++++ Source material ++++

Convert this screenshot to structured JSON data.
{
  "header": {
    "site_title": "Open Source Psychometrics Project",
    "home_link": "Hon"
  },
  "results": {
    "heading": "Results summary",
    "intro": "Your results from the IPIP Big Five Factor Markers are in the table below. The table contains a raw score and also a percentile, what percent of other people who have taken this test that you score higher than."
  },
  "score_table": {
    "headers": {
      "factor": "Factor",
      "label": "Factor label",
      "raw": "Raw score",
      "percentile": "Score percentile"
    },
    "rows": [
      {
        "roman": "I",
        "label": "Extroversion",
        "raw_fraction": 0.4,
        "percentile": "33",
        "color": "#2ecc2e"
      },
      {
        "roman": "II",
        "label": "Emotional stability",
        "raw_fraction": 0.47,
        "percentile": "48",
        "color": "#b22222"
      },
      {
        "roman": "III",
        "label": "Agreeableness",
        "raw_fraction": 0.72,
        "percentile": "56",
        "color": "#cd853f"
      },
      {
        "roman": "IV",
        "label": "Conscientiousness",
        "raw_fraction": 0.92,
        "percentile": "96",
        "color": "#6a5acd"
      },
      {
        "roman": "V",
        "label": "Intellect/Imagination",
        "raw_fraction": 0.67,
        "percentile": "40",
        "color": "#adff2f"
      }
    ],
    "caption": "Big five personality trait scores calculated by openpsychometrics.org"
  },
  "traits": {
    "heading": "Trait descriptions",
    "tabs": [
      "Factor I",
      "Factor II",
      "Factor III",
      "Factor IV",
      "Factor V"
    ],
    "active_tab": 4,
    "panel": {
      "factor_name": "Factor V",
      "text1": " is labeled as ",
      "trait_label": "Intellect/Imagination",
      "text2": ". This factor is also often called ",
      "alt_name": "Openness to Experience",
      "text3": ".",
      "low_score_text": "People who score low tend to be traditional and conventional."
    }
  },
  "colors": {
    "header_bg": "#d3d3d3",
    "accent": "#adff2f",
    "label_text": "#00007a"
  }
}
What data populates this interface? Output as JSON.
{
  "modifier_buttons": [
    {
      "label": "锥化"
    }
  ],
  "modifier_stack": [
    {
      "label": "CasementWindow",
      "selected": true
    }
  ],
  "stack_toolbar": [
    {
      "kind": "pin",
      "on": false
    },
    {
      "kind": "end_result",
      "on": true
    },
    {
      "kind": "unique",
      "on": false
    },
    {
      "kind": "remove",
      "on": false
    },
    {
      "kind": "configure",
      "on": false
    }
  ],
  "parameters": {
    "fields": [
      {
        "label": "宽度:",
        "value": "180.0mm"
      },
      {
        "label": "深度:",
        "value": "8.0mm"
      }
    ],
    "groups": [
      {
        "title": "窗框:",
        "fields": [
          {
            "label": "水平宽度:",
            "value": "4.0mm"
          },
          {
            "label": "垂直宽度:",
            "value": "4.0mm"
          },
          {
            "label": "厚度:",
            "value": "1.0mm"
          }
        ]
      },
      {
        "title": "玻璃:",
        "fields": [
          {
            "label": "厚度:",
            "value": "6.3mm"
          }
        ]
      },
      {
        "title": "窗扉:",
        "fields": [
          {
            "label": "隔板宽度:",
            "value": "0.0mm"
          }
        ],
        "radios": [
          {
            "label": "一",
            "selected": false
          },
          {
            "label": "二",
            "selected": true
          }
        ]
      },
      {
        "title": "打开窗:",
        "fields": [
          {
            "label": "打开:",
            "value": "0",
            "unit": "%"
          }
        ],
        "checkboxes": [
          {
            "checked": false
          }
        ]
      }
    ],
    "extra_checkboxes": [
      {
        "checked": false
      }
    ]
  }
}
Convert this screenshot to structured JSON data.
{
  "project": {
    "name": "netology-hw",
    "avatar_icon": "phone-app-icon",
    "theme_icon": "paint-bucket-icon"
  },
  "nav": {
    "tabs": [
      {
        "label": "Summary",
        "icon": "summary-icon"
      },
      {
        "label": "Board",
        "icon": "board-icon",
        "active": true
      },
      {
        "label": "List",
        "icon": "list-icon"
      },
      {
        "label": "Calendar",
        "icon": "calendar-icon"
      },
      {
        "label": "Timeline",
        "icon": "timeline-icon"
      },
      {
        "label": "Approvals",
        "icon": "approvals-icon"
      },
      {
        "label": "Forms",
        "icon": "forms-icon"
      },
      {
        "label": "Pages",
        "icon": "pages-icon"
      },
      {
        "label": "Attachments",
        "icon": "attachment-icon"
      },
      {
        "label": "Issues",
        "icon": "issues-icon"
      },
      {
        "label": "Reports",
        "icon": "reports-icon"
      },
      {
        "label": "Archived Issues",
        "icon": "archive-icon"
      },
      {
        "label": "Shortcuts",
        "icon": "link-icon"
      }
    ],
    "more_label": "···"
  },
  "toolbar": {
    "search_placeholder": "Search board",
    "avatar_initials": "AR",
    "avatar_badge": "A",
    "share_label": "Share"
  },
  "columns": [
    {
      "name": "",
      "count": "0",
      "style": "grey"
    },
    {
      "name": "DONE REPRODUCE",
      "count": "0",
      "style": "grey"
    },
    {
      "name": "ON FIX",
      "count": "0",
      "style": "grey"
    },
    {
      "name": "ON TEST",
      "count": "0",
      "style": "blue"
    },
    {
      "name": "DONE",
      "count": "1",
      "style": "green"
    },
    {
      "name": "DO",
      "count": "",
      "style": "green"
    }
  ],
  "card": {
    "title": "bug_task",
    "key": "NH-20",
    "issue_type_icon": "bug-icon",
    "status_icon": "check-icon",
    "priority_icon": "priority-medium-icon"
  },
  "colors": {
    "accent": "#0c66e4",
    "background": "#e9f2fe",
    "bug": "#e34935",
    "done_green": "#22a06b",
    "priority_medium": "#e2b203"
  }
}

++++

> **Given problem**
Each record must be repeated exactly as it is.

> **Exercise solution**
Convert this screenshot to structured JSON data.
{
  "header": {
    "site_title": "Open Source Psychometrics Project",
    "home_link": "Hon"
  },
  "results": {
    "heading": "Results summary",
    "intro": "Your results from the IPIP Big Five Factor Markers are in the table below. The table contains a raw score and also a percentile, what percent of other people who have taken this test that you score higher than."
  },
  "score_table": {
    "headers": {
      "factor": "Factor",
      "label": "Factor label",
      "raw": "Raw score",
      "percentile": "Score percentile"
    },
    "rows": [
      {
        "roman": "I",
        "label": "Extroversion",
        "raw_fraction": 0.4,
        "percentile": "33",
        "color": "#2ecc2e"
      },
      {
        "roman": "II",
        "label": "Emotional stability",
        "raw_fraction": 0.47,
        "percentile": "48",
        "color": "#b22222"
      },
      {
        "roman": "III",
        "label": "Agreeableness",
        "raw_fraction": 0.72,
        "percentile": "56",
        "color": "#cd853f"
      },
      {
        "roman": "IV",
        "label": "Conscientiousness",
        "raw_fraction": 0.92,
        "percentile": "96",
        "color": "#6a5acd"
      },
      {
        "roman": "V",
        "label": "Intellect/Imagination",
        "raw_fraction": 0.67,
        "percentile": "40",
        "color": "#adff2f"
      }
    ],
    "caption": "Big five personality trait scores calculated by openpsychometrics.org"
  },
  "traits": {
    "heading": "Trait descriptions",
    "tabs": [
      "Factor I",
      "Factor II",
      "Factor III",
      "Factor IV",
      "Factor V"
    ],
    "active_tab": 4,
    "panel": {
      "factor_name": "Factor V",
      "text1": " is labeled as ",
      "trait_label": "Intellect/Imagination",
      "text2": ". This factor is also often called ",
      "alt_name": "Openness to Experience",
      "text3": ".",
      "low_score_text": "People who score low tend to be traditional and conventional."
    }
  },
  "colors": {
    "header_bg": "#d3d3d3",
    "accent": "#adff2f",
    "label_text": "#00007a"
  }
}
What data populates this interface? Output as JSON.
{
  "modifier_buttons": [
    {
      "label": "锥化"
    }
  ],
  "modifier_stack": [
    {
      "label": "CasementWindow",
      "selected": true
    }
  ],
  "stack_toolbar": [
    {
      "kind": "pin",
      "on": false
    },
    {
      "kind": "end_result",
      "on": true
    },
    {
      "kind": "unique",
      "on": false
    },
    {
      "kind": "remove",
      "on": false
    },
    {
      "kind": "configure",
      "on": false
    }
  ],
  "parameters": {
    "fields": [
      {
        "label": "宽度:",
        "value": "180.0mm"
      },
      {
        "label": "深度:",
        "value": "8.0mm"
      }
    ],
    "groups": [
      {
        "title": "窗框:",
        "fields": [
          {
            "label": "水平宽度:",
            "value": "4.0mm"
          },
          {
            "label": "垂直宽度:",
            "value": "4.0mm"
          },
          {
            "label": "厚度:",
            "value": "1.0mm"
          }
        ]
      },
      {
        "title": "玻璃:",
        "fields": [
          {
            "label": "厚度:",
            "value": "6.3mm"
          }
        ]
      },
      {
        "title": "窗扉:",
        "fields": [
          {
            "label": "隔板宽度:",
            "value": "0.0mm"
          }
        ],
        "radios": [
          {
            "label": "一",
            "selected": false
          },
          {
            "label": "二",
            "selected": true
          }
        ]
      },
      {
        "title": "打开窗:",
        "fields": [
          {
            "label": "打开:",
            "value": "0",
            "unit": "%"
          }
        ],
        "checkboxes": [
          {
            "checked": false
          }
        ]
      }
    ],
    "extra_checkboxes": [
      {
        "checked": false
      }
    ]
  }
}
Convert this screenshot to structured JSON data.
{
  "project": {
    "name": "netology-hw",
    "avatar_icon": "phone-app-icon",
    "theme_icon": "paint-bucket-icon"
  },
  "nav": {
    "tabs": [
      {
        "label": "Summary",
        "icon": "summary-icon"
      },
      {
        "label": "Board",
        "icon": "board-icon",
        "active": true
      },
      {
        "label": "List",
        "icon": "list-icon"
      },
      {
        "label": "Calendar",
        "icon": "calendar-icon"
      },
      {
        "label": "Timeline",
        "icon": "timeline-icon"
      },
      {
        "label": "Approvals",
        "icon": "approvals-icon"
      },
      {
        "label": "Forms",
        "icon": "forms-icon"
      },
      {
        "label": "Pages",
        "icon": "pages-icon"
      },
      {
        "label": "Attachments",
        "icon": "attachment-icon"
      },
      {
        "label": "Issues",
        "icon": "issues-icon"
      },
      {
        "label": "Reports",
        "icon": "reports-icon"
      },
      {
        "label": "Archived Issues",
        "icon": "archive-icon"
      },
      {
        "label": "Shortcuts",
        "icon": "link-icon"
      }
    ],
    "more_label": "···"
  },
  "toolbar": {
    "search_placeholder": "Search board",
    "avatar_initials": "AR",
    "avatar_badge": "A",
    "share_label": "Share"
  },
  "columns": [
    {
      "name": "",
      "count": "0",
      "style": "grey"
    },
    {
      "name": "DONE REPRODUCE",
      "count": "0",
      "style": "grey"
    },
    {
      "name": "ON FIX",
      "count": "0",
      "style": "grey"
    },
    {
      "name": "ON TEST",
      "count": "0",
      "style": "blue"
    },
    {
      "name": "DONE",
      "count": "1",
      "style": "green"
    },
    {
      "name": "DO",
      "count": "",
      "style": "green"
    }
  ],
  "card": {
    "title": "bug_task",
    "key": "NH-20",
    "issue_type_icon": "bug-icon",
    "status_icon": "check-icon",
    "priority_icon": "priority-medium-icon"
  },
  "colors": {
    "accent": "#0c66e4",
    "background": "#e9f2fe",
    "bug": "#e34935",
    "done_green": "#22a06b",
    "priority_medium": "#e2b203"
  }
}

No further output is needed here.